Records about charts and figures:

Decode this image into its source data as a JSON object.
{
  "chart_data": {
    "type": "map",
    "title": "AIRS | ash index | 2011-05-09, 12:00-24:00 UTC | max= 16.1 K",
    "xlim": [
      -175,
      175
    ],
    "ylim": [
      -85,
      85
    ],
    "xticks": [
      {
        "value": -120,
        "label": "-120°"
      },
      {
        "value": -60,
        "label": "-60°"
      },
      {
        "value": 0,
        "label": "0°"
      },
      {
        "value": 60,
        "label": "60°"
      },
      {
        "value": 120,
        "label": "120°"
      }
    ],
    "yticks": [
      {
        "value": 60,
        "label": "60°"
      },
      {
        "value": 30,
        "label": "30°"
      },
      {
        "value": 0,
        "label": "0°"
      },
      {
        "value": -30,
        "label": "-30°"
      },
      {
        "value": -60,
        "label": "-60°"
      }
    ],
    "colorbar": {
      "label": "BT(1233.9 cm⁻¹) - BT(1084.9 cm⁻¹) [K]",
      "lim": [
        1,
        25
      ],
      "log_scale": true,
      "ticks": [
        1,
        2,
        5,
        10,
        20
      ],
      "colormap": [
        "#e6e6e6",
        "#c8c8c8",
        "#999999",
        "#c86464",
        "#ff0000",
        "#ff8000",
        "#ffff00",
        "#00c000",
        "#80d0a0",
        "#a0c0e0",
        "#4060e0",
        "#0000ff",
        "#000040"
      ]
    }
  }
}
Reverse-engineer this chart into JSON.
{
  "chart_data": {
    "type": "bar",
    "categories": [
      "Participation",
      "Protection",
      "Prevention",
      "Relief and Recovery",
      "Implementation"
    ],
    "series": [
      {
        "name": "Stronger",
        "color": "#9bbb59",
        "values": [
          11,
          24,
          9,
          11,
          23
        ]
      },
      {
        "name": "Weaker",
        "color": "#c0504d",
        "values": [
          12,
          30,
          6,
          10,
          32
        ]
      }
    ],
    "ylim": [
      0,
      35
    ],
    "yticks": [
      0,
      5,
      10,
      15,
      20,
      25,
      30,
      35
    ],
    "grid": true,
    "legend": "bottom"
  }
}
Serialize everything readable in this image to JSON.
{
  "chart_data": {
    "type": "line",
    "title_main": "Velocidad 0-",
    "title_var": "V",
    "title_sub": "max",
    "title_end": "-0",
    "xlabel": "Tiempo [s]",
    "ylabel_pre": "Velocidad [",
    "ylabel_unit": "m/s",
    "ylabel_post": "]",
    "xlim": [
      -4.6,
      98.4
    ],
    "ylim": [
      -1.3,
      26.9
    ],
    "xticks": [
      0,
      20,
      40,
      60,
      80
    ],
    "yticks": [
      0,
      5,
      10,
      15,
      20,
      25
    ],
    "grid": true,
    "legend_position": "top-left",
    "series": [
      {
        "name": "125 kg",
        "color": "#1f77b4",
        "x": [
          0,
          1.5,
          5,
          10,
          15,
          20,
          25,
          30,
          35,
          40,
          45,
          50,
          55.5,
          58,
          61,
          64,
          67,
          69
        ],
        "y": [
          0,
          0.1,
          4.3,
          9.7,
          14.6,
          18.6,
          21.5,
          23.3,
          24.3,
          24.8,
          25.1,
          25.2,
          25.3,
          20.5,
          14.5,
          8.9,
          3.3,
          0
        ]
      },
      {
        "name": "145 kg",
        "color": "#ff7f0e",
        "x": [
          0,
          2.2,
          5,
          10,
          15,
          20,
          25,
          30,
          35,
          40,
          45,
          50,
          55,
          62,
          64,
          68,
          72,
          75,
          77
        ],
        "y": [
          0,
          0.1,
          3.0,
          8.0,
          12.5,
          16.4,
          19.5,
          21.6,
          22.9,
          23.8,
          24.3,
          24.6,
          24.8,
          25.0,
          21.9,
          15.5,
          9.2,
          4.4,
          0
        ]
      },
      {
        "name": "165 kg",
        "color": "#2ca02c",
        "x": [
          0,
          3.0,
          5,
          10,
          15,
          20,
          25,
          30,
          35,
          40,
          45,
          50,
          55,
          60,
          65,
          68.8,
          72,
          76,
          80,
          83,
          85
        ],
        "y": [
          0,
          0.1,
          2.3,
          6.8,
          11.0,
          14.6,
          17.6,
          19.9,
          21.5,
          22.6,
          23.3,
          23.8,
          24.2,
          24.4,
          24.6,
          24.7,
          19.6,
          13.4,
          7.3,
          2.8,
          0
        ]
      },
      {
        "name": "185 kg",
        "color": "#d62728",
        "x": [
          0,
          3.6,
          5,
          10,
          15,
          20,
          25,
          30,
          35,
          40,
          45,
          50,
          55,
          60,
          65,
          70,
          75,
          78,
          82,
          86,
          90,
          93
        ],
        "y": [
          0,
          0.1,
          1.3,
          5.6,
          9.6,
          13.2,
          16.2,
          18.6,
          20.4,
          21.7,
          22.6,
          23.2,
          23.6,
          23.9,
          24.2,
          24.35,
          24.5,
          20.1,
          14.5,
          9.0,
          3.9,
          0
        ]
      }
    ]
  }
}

> [Short task] Every entry above needs to be quoted exactly.

> [Full response]
Decode this image into its source data as a JSON object.
{
  "chart_data": {
    "type": "map",
    "title": "AIRS | ash index | 2011-05-09, 12:00-24:00 UTC | max= 16.1 K",
    "xlim": [
      -175,
      175
    ],
    "ylim": [
      -85,
      85
    ],
    "xticks": [
      {
        "value": -120,
        "label": "-120°"
      },
      {
        "value": -60,
        "label": "-60°"
      },
      {
        "value": 0,
        "label": "0°"
      },
      {
        "value": 60,
        "label": "60°"
      },
      {
        "value": 120,
        "label": "120°"
      }
    ],
    "yticks": [
      {
        "value": 60,
        "label": "60°"
      },
      {
        "value": 30,
        "label": "30°"
      },
      {
        "value": 0,
        "label": "0°"
      },
      {
        "value": -30,
        "label": "-30°"
      },
      {
        "value": -60,
        "label": "-60°"
      }
    ],
    "colorbar": {
      "label": "BT(1233.9 cm⁻¹) - BT(1084.9 cm⁻¹) [K]",
      "lim": [
        1,
        25
      ],
      "log_scale": true,
      "ticks": [
        1,
        2,
        5,
        10,
        20
      ],
      "colormap": [
        "#e6e6e6",
        "#c8c8c8",
        "#999999",
        "#c86464",
        "#ff0000",
        "#ff8000",
        "#ffff00",
        "#00c000",
        "#80d0a0",
        "#a0c0e0",
        "#4060e0",
        "#0000ff",
        "#000040"
      ]
    }
  }
}
Reverse-engineer this chart into JSON.
{
  "chart_data": {
    "type": "bar",
    "categories": [
      "Participation",
      "Protection",
      "Prevention",
      "Relief and Recovery",
      "Implementation"
    ],
    "series": [
      {
        "name": "Stronger",
        "color": "#9bbb59",
        "values": [
          11,
          24,
          9,
          11,
          23
        ]
      },
      {
        "name": "Weaker",
        "color": "#c0504d",
        "values": [
          12,
          30,
          6,
          10,
          32
        ]
      }
    ],
    "ylim": [
      0,
      35
    ],
    "yticks": [
      0,
      5,
      10,
      15,
      20,
      25,
      30,
      35
    ],
    "grid": true,
    "legend": "bottom"
  }
}
Serialize everything readable in this image to JSON.
{
  "chart_data": {
    "type": "line",
    "title_main": "Velocidad 0-",
    "title_var": "V",
    "title_sub": "max",
    "title_end": "-0",
    "xlabel": "Tiempo [s]",
    "ylabel_pre": "Velocidad [",
    "ylabel_unit": "m/s",
    "ylabel_post": "]",
    "xlim": [
      -4.6,
      98.4
    ],
    "ylim": [
      -1.3,
      26.9
    ],
    "xticks": [
      0,
      20,
      40,
      60,
      80
    ],
    "yticks": [
      0,
      5,
      10,
      15,
      20,
      25
    ],
    "grid": true,
    "legend_position": "top-left",
    "series": [
      {
        "name": "125 kg",
        "color": "#1f77b4",
        "x": [
          0,
          1.5,
          5,
          10,
          15,
          20,
          25,
          30,
          35,
          40,
          45,
          50,
          55.5,
          58,
          61,
          64,
          67,
          69
        ],
        "y": [
          0,
          0.1,
          4.3,
          9.7,
          14.6,
          18.6,
          21.5,
          23.3,
          24.3,
          24.8,
          25.1,
          25.2,
          25.3,
          20.5,
          14.5,
          8.9,
          3.3,
          0
        ]
      },
      {
        "name": "145 kg",
        "color": "#ff7f0e",
        "x": [
          0,
          2.2,
          5,
          10,
          15,
          20,
          25,
          30,
          35,
          40,
          45,
          50,
          55,
          62,
          64,
          68,
          72,
          75,
          77
        ],
        "y": [
          0,
          0.1,
          3.0,
          8.0,
          12.5,
          16.4,
          19.5,
          21.6,
          22.9,
          23.8,
          24.3,
          24.6,
          24.8,
          25.0,
          21.9,
          15.5,
          9.2,
          4.4,
          0
        ]
      },
      {
        "name": "165 kg",
        "color": "#2ca02c",
        "x": [
          0,
          3.0,
          5,
          10,
          15,
          20,
          25,
          30,
          35,
          40,
          45,
          50,
          55,
          60,
          65,
          68.8,
          72,
          76,
          80,
          83,
          85
        ],
        "y": [
          0,
          0.1,
          2.3,
          6.8,
          11.0,
          14.6,
          17.6,
          19.9,
          21.5,
          22.6,
          23.3,
          23.8,
          24.2,
          24.4,
          24.6,
          24.7,
          19.6,
          13.4,
          7.3,
          2.8,
          0
        ]
      },
      {
        "name": "185 kg",
        "color": "#d62728",
        "x": [
          0,
          3.6,
          5,
          10,
          15,
          20,
          25,
          30,
          35,
          40,
          45,
          50,
          55,
          60,
          65,
          70,
          75,
          78,
          82,
          86,
          90,
          93
        ],
        "y": [
          0,
          0.1,
          1.3,
          5.6,
          9.6,
          13.2,
          16.2,
          18.6,
          20.4,
          21.7,
          22.6,
          23.2,
          23.6,
          23.9,
          24.2,
          24.35,
          24.5,
          20.1,
          14.5,
          9.0,
          3.9,
          0
        ]
      }
    ]
  }
}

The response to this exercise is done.